> Task data:
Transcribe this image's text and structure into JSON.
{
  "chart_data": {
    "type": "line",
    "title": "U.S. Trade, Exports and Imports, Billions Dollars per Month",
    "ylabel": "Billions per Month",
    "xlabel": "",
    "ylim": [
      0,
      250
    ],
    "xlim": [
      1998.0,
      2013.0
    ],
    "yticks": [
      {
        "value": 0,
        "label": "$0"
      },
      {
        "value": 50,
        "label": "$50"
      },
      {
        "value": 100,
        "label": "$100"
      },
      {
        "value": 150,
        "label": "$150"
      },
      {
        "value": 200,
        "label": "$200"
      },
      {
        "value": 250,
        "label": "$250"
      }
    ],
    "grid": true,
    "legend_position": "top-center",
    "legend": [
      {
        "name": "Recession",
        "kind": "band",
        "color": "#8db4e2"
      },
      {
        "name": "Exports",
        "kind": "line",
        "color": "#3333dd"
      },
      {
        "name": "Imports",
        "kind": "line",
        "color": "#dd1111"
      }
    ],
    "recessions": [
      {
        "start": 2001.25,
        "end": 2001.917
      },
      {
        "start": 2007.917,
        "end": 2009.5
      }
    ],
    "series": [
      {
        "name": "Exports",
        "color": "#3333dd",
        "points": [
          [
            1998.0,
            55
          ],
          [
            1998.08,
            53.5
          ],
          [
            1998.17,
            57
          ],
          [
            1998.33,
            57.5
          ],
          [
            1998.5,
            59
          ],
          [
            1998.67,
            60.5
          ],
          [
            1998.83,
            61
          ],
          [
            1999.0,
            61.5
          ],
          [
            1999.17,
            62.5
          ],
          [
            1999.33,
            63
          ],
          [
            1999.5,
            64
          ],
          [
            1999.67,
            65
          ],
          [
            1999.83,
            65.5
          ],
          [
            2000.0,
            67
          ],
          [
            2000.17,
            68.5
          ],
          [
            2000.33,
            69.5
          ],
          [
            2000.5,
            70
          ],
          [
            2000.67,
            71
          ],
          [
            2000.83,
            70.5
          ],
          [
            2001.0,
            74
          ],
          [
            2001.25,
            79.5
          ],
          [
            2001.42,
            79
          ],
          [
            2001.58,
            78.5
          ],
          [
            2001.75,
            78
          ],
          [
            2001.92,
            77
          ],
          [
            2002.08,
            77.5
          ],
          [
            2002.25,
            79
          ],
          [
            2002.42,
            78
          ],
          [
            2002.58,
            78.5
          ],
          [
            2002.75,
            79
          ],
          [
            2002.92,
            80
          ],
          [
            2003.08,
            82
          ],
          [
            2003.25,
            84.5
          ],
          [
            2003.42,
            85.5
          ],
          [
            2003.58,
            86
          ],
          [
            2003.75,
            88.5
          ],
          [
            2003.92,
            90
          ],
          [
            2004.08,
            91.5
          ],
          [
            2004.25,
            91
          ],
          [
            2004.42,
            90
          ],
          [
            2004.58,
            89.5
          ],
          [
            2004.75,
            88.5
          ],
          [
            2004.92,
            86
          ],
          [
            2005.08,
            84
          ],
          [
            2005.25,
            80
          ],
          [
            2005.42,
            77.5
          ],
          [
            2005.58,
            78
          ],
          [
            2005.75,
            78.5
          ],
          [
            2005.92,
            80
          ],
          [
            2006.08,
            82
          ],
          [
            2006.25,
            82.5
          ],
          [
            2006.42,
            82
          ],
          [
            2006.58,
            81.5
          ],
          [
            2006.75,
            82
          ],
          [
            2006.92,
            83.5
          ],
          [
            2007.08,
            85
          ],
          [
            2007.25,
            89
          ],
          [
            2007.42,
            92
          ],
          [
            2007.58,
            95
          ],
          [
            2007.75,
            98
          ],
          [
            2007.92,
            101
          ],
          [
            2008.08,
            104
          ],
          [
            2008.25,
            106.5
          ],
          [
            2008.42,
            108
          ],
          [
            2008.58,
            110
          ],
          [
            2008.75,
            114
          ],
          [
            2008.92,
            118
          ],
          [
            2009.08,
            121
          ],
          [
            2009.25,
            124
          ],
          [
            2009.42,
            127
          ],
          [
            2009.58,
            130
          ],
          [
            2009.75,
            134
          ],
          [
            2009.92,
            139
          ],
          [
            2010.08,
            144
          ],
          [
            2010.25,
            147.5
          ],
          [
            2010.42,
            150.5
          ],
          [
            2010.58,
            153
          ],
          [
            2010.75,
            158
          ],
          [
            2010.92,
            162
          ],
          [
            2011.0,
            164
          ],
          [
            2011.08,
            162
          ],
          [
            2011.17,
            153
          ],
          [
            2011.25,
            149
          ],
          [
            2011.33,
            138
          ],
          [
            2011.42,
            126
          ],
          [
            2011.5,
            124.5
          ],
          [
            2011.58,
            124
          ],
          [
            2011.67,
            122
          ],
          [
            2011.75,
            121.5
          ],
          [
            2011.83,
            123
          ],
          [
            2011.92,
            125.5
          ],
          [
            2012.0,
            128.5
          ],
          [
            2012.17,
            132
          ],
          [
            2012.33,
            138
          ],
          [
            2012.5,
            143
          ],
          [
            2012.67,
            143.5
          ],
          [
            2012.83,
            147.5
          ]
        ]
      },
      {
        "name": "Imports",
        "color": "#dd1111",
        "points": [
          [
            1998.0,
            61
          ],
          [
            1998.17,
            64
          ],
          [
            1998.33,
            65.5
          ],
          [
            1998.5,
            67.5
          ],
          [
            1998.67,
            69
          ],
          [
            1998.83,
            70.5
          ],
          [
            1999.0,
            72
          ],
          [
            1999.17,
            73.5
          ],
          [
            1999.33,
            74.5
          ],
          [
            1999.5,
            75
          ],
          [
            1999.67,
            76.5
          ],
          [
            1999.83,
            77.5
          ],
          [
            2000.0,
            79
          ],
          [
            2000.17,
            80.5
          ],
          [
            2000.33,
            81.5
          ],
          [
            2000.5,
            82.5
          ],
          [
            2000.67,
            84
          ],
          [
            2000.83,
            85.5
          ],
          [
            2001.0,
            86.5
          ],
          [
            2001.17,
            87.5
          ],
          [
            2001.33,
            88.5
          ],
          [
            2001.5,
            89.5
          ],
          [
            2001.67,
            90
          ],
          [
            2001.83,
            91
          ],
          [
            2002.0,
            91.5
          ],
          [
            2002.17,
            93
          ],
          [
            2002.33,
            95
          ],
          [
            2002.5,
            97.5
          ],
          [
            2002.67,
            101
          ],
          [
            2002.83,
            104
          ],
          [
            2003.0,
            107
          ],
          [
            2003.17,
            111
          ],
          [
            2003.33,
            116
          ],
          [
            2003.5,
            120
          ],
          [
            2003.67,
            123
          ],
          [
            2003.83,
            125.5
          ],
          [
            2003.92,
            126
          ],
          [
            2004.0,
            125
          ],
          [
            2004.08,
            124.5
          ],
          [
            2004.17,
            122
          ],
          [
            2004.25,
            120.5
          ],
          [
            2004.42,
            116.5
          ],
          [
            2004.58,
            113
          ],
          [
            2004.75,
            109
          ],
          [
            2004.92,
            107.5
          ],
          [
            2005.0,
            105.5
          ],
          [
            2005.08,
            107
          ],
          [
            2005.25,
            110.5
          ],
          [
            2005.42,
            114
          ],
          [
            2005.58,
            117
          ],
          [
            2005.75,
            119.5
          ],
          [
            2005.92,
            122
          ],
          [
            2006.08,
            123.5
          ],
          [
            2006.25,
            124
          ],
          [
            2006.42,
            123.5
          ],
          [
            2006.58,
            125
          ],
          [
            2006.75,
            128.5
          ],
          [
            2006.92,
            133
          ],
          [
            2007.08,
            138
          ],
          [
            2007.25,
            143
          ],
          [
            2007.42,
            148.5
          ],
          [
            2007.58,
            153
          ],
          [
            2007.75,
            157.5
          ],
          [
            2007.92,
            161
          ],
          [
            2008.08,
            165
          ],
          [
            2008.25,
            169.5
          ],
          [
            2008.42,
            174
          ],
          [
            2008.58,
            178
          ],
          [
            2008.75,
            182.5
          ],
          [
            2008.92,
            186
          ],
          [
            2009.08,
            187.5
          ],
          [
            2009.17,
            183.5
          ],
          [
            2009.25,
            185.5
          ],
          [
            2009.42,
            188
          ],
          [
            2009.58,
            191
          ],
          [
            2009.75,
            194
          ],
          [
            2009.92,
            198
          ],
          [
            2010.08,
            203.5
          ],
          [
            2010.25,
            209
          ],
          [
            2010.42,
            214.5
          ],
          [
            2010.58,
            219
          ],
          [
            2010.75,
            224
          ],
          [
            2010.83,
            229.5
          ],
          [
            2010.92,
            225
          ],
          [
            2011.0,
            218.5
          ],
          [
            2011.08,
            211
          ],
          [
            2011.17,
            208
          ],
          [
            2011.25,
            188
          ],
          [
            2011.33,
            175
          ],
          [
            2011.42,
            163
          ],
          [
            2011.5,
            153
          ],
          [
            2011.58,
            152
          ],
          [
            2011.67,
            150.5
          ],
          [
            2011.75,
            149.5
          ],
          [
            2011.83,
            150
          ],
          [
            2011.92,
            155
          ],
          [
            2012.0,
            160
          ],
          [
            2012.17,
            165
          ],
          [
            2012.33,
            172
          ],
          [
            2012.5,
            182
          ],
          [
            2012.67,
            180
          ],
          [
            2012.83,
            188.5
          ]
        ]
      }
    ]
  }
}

> What the exercise asks: Copy out every line in the listing where the word "color" appears.

> Output for this exercise:
        "color": "#8db4e2"
        "color": "#3333dd"
        "color": "#dd1111"
        "color": "#3333dd",
        "color": "#dd1111",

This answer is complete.